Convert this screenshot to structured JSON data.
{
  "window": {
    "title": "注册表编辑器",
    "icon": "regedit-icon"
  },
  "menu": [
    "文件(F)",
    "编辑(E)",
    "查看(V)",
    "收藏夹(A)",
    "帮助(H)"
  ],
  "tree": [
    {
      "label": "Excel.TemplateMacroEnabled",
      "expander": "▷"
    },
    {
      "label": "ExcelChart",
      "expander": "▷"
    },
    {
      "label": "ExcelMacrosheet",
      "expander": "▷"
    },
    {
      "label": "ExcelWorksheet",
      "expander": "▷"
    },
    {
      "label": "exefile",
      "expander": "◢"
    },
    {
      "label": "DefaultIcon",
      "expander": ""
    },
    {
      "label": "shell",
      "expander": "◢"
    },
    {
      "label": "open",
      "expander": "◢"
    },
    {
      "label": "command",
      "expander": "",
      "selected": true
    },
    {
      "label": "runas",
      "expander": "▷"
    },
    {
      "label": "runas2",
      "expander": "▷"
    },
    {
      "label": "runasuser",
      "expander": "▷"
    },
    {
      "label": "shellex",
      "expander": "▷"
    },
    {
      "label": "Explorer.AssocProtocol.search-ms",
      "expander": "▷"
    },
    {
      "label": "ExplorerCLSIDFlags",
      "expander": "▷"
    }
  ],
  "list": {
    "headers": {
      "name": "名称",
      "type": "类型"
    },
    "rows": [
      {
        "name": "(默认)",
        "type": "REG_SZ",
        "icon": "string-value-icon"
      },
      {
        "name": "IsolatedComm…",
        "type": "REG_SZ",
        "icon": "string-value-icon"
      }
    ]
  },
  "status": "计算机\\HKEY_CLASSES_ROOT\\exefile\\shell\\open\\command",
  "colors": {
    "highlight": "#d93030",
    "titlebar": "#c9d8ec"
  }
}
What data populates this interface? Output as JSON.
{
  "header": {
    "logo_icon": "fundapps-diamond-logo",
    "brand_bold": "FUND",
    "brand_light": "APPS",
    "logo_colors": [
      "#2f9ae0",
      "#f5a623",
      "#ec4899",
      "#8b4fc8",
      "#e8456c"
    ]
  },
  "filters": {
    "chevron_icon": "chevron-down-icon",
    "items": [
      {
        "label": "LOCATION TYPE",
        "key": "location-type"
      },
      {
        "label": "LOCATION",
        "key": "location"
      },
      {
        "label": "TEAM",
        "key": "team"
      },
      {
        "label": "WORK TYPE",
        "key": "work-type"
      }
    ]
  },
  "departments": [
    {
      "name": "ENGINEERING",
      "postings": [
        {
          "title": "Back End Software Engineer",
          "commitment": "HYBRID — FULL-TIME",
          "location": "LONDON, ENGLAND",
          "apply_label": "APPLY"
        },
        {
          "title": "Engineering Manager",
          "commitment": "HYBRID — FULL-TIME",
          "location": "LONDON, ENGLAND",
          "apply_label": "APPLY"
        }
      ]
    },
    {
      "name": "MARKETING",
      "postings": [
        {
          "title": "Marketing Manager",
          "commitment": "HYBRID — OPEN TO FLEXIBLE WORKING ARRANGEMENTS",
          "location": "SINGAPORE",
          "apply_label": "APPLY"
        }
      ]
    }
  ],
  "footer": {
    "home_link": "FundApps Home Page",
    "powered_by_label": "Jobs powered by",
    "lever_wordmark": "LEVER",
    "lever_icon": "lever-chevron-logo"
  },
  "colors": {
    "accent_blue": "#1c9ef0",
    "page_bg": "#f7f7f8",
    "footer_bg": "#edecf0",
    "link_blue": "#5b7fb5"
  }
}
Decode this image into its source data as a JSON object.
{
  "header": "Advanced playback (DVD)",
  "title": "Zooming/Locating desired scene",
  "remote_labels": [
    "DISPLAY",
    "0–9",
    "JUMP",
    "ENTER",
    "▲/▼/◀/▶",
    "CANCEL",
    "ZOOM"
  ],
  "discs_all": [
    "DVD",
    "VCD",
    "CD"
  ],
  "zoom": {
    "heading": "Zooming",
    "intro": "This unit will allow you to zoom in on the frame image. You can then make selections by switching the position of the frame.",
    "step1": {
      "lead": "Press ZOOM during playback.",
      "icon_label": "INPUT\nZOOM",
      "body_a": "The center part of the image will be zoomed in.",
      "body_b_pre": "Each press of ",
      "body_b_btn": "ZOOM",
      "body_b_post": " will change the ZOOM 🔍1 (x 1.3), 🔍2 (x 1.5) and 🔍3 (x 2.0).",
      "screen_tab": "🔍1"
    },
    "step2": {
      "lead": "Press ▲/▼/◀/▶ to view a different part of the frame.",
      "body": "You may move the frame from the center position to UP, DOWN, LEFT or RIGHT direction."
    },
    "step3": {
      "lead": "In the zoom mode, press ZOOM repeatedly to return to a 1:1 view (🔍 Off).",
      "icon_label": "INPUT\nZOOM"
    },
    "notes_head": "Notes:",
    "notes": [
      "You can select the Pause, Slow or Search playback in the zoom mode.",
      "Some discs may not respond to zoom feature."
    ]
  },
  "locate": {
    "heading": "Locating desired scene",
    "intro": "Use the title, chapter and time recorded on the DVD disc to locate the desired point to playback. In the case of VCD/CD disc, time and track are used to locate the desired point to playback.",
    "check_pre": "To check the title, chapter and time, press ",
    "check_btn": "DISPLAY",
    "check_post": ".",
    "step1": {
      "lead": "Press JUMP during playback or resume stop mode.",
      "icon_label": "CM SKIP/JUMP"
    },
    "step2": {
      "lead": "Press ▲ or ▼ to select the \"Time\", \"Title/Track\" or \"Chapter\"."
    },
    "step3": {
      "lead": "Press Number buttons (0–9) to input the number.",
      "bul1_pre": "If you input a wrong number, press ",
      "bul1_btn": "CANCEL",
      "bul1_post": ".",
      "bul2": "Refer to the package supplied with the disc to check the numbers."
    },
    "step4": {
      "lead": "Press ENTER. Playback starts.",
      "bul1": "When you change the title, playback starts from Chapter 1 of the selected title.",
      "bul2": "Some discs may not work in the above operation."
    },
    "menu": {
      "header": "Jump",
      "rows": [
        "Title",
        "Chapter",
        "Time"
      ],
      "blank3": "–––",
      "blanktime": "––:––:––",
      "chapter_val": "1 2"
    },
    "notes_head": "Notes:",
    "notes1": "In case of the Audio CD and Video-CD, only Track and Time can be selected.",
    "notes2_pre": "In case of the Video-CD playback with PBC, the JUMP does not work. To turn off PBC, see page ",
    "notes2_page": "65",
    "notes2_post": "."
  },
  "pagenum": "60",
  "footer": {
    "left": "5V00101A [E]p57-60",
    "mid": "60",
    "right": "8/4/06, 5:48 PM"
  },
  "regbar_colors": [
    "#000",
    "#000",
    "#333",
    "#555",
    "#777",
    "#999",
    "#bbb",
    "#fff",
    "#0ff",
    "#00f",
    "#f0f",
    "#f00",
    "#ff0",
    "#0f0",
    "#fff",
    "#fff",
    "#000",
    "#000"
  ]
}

◆ ◆ ◆ ◆

:: Problem to solve ::
Report only a number: how many lines in the material above contain the string "exefile".

:: Task result ::
2